▶ **Written problem**
Duplicate the items below line for line without any changes, leaving out the pictures.

Layout coordinate data
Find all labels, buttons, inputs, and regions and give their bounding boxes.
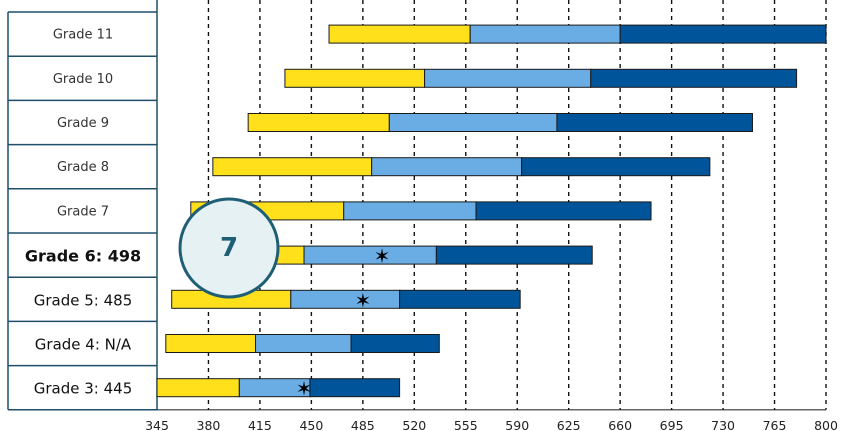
x-tick-label: 485 [351,418,375,431]
bar-segment-1 [284,68,426,88]
badge-number: 7 [220,233,238,263]
x-tick-label: 625 [557,418,581,431]
bars: ✶✶✶ [156,24,827,401]
x-tick-label: 555 [454,418,478,431]
bar-segment-1 [328,24,471,44]
score-marker-star: ✶ [374,244,391,268]
row-label-borders [7,0,826,411]
grade-label: Grade 9 [57,116,109,131]
grade-label: Grade 4: N/A [35,336,132,354]
bar-segment-3 [521,157,711,177]
bar-segment-2 [424,68,592,88]
bar-segment-2 [371,157,523,177]
x-tick-label: 695 [660,418,684,431]
grade-label: Grade 10 [53,72,113,87]
bar-segment-2 [290,289,401,309]
score-marker-star: ✶ [296,377,313,401]
bar-segment-3 [350,334,440,353]
bar-segment-2 [469,24,621,44]
x-tick-label: 450 [299,418,323,431]
x-tick-label: 660 [608,418,632,431]
step-badge: 7 [178,197,280,299]
grade-label: Grade 8 [57,160,109,175]
badge-circle [178,197,280,299]
grade-label: Grade 11 [53,28,113,43]
x-tick-label: 520 [402,418,426,431]
x-axis-tick-labels: 345 380 415 450 485 520 555 590 625 660 695 730 765 8… [145,418,838,431]
grade-label: Grade 5: 485 [34,291,133,309]
grade-label: Grade 3: 445 [34,380,133,398]
bar-segment-2 [303,245,437,265]
grade-label: Grade 6: 498 [25,247,141,266]
x-tick-label: 345 [145,418,169,431]
bar-segment-1 [165,334,257,353]
x-tick-label: 765 [763,418,787,431]
bar-segment-3 [435,245,593,265]
score-marker-star: ✶ [354,288,371,312]
x-tick-label: 800 [814,418,838,431]
bar-segment-1 [156,378,240,398]
grade-label: Grade 7 [57,204,109,219]
x-tick-label: 590 [505,418,529,431]
bar-segment-1 [212,157,373,177]
x-tick-label: 415 [248,418,272,431]
bar-segment-3 [475,201,652,221]
bar-segment-3 [399,289,521,309]
x-tick-label: 730 [711,418,735,431]
bar-segment-2 [388,113,558,132]
bar-segment-3 [590,68,798,88]
bar-segment-3 [556,113,753,132]
bar-segment-2 [255,334,352,353]
bar-segment-3 [619,24,827,44]
x-tick-label: 380 [197,418,221,431]
bar-segment-2 [343,201,477,221]
bar-segment-1 [247,113,390,132]
bar-segment-3 [309,378,401,398]
grade-labels: Grade 11 Grade 10 Grade 9 Grade 8 Grade 7 Gra… [25,28,141,398]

▶ **Exercise solution**
Find all labels, buttons, inputs, and regions and give their bounding boxes.
x-tick-label: 485 [351,418,375,431]
bar-segment-1 [284,68,426,88]
badge-number: 7 [220,233,238,263]
x-tick-label: 625 [557,418,581,431]
bars: ✶✶✶ [156,24,827,401]
x-tick-label: 555 [454,418,478,431]
bar-segment-1 [328,24,471,44]
score-marker-star: ✶ [374,244,391,268]
row-label-borders [7,0,826,411]
grade-label: Grade 9 [57,116,109,131]
grade-label: Grade 4: N/A [35,336,132,354]
bar-segment-3 [521,157,711,177]
bar-segment-2 [424,68,592,88]
bar-segment-2 [371,157,523,177]
x-tick-label: 695 [660,418,684,431]
grade-label: Grade 10 [53,72,113,87]
bar-segment-2 [290,289,401,309]
score-marker-star: ✶ [296,377,313,401]
bar-segment-3 [350,334,440,353]
bar-segment-2 [469,24,621,44]
x-tick-label: 450 [299,418,323,431]
x-tick-label: 660 [608,418,632,431]
step-badge: 7 [178,197,280,299]
grade-label: Grade 8 [57,160,109,175]
badge-circle [178,197,280,299]
grade-label: Grade 11 [53,28,113,43]
x-tick-label: 520 [402,418,426,431]
x-axis-tick-labels: 345 380 415 450 485 520 555 590 625 660 695 730 765 8… [145,418,838,431]
grade-label: Grade 5: 485 [34,291,133,309]
grade-label: Grade 3: 445 [34,380,133,398]
bar-segment-2 [303,245,437,265]
grade-label: Grade 6: 498 [25,247,141,266]
x-tick-label: 345 [145,418,169,431]
bar-segment-1 [165,334,257,353]
x-tick-label: 765 [763,418,787,431]
bar-segment-3 [435,245,593,265]
score-marker-star: ✶ [354,288,371,312]
x-tick-label: 800 [814,418,838,431]
bar-segment-1 [156,378,240,398]
grade-label: Grade 7 [57,204,109,219]
x-tick-label: 590 [505,418,529,431]
bar-segment-1 [212,157,373,177]
x-tick-label: 415 [248,418,272,431]
bar-segment-3 [475,201,652,221]
bar-segment-3 [399,289,521,309]
x-tick-label: 730 [711,418,735,431]
bar-segment-2 [388,113,558,132]
bar-segment-3 [590,68,798,88]
bar-segment-3 [556,113,753,132]
bar-segment-2 [255,334,352,353]
bar-segment-3 [619,24,827,44]
x-tick-label: 380 [197,418,221,431]
bar-segment-2 [343,201,477,221]
bar-segment-1 [247,113,390,132]
bar-segment-3 [309,378,401,398]
grade-labels: Grade 11 Grade 10 Grade 9 Grade 8 Grade 7 Gra… [25,28,141,398]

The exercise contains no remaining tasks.